Do this: In your copy, repeat the records exactly and leave out the pictures.

Excerpted data:
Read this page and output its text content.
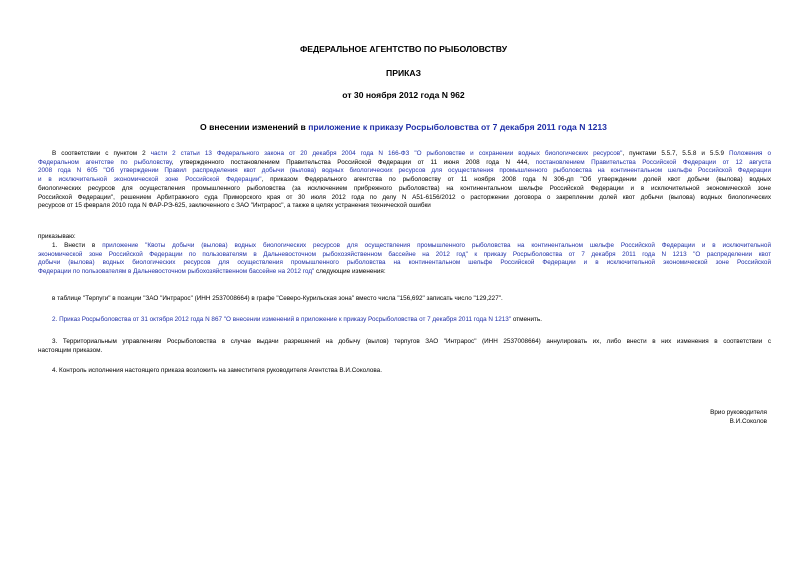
ФЕДЕРАЛЬНОЕ АГЕНТСТВО ПО РЫБОЛОВСТВУ
ПРИКАЗ
от 30 ноября 2012 года N 962
О внесении изменений в приложение к приказу Росрыболовства от 7 декабря 2011 года N 1213
В соответствии с пунктом 2 части 2 статьи 13 Федерального закона от 20 декабря 2004 года N 166-ФЗ "О рыболовстве и сохранении водных биологических ресурсов", пунктами 5.5.7, 5.5.8 и 5.5.9 Положения о
Федеральном агентстве по рыболовству, утвержденного постановлением Правительства Российской Федерации от 11 июня 2008 года N 444, постановлением Правительства Российской Федерации от 12 августа
2008 года N 605 "Об утверждении Правил распределения квот добычи (вылова) водных биологических ресурсов для осуществления промышленного рыболовства на континентальном шельфе Российской Федерации
и в исключительной экономической зоне Российской Федерации", приказом Федерального агентства по рыболовству от 11 ноября 2008 года N 306-дп "Об утверждении долей квот добычи (вылова) водных
биологических ресурсов для осуществления промышленного рыболовства (за исключением прибрежного рыболовства) на континентальном шельфе Российской Федерации и в исключительной экономической зоне
Российской Федерации", решением Арбитражного суда Приморского края от 30 июля 2012 года по делу N А51-6156/2012 о расторжении договора о закреплении долей квот добычи (вылова) водных биологических
ресурсов от 15 февраля 2010 года N ФАР-РЭ-625, заключенного с ЗАО "Интрарос", а также в целях устранения технической ошибки
приказываю:
1. Внести в приложение "Квоты добычи (вылова) водных биологических ресурсов для осуществления промышленного рыболовства на континентальном шельфе Российской Федерации и в исключительной
экономической зоне Российской Федерации по пользователям в Дальневосточном рыбохозяйственном бассейне на 2012 год" к приказу Росрыболовства от 7 декабря 2011 года N 1213 "О распределении квот
добычи (вылова) водных биологических ресурсов для осуществления промышленного рыболовства на континентальном шельфе Российской Федерации и в исключительной экономической зоне Российской
Федерации по пользователям в Дальневосточном рыбохозяйственном бассейне на 2012 год" следующие изменения:
в таблице "Терпуги" в позиции "ЗАО "Интрарос" (ИНН 2537008664) в графе "Северо-Курильская зона" вместо числа "156,692" записать число "129,227".
2. Приказ Росрыболовства от 31 октября 2012 года N 867 "О внесении изменений в приложение к приказу Росрыболовства от 7 декабря 2011 года N 1213" отменить.
3. Территориальным управлениям Росрыболовства в случае выдачи разрешений на добычу (вылов) терпугов ЗАО "Интрарос" (ИНН 2537008664) аннулировать их, либо внести в них изменения в соответствии с
настоящим приказом.
4. Контроль исполнения настоящего приказа возложить на заместителя руководителя Агентства В.И.Соколова.
Врио руководителя
В.И.Соколов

Exercise output:
Read this page and output its text content.
ФЕДЕРАЛЬНОЕ АГЕНТСТВО ПО РЫБОЛОВСТВУ
ПРИКАЗ
от 30 ноября 2012 года N 962
О внесении изменений в приложение к приказу Росрыболовства от 7 декабря 2011 года N 1213
В соответствии с пунктом 2 части 2 статьи 13 Федерального закона от 20 декабря 2004 года N 166-ФЗ "О рыболовстве и сохранении водных биологических ресурсов", пунктами 5.5.7, 5.5.8 и 5.5.9 Положения о
Федеральном агентстве по рыболовству, утвержденного постановлением Правительства Российской Федерации от 11 июня 2008 года N 444, постановлением Правительства Российской Федерации от 12 августа
2008 года N 605 "Об утверждении Правил распределения квот добычи (вылова) водных биологических ресурсов для осуществления промышленного рыболовства на континентальном шельфе Российской Федерации
и в исключительной экономической зоне Российской Федерации", приказом Федерального агентства по рыболовству от 11 ноября 2008 года N 306-дп "Об утверждении долей квот добычи (вылова) водных
биологических ресурсов для осуществления промышленного рыболовства (за исключением прибрежного рыболовства) на континентальном шельфе Российской Федерации и в исключительной экономической зоне
Российской Федерации", решением Арбитражного суда Приморского края от 30 июля 2012 года по делу N А51-6156/2012 о расторжении договора о закреплении долей квот добычи (вылова) водных биологических
ресурсов от 15 февраля 2010 года N ФАР-РЭ-625, заключенного с ЗАО "Интрарос", а также в целях устранения технической ошибки
приказываю:
1. Внести в приложение "Квоты добычи (вылова) водных биологических ресурсов для осуществления промышленного рыболовства на континентальном шельфе Российской Федерации и в исключительной
экономической зоне Российской Федерации по пользователям в Дальневосточном рыбохозяйственном бассейне на 2012 год" к приказу Росрыболовства от 7 декабря 2011 года N 1213 "О распределении квот
добычи (вылова) водных биологических ресурсов для осуществления промышленного рыболовства на континентальном шельфе Российской Федерации и в исключительной экономической зоне Российской
Федерации по пользователям в Дальневосточном рыбохозяйственном бассейне на 2012 год" следующие изменения:
в таблице "Терпуги" в позиции "ЗАО "Интрарос" (ИНН 2537008664) в графе "Северо-Курильская зона" вместо числа "156,692" записать число "129,227".
2. Приказ Росрыболовства от 31 октября 2012 года N 867 "О внесении изменений в приложение к приказу Росрыболовства от 7 декабря 2011 года N 1213" отменить.
3. Территориальным управлениям Росрыболовства в случае выдачи разрешений на добычу (вылов) терпугов ЗАО "Интрарос" (ИНН 2537008664) аннулировать их, либо внести в них изменения в соответствии с
настоящим приказом.
4. Контроль исполнения настоящего приказа возложить на заместителя руководителя Агентства В.И.Соколова.
Врио руководителя
В.И.Соколов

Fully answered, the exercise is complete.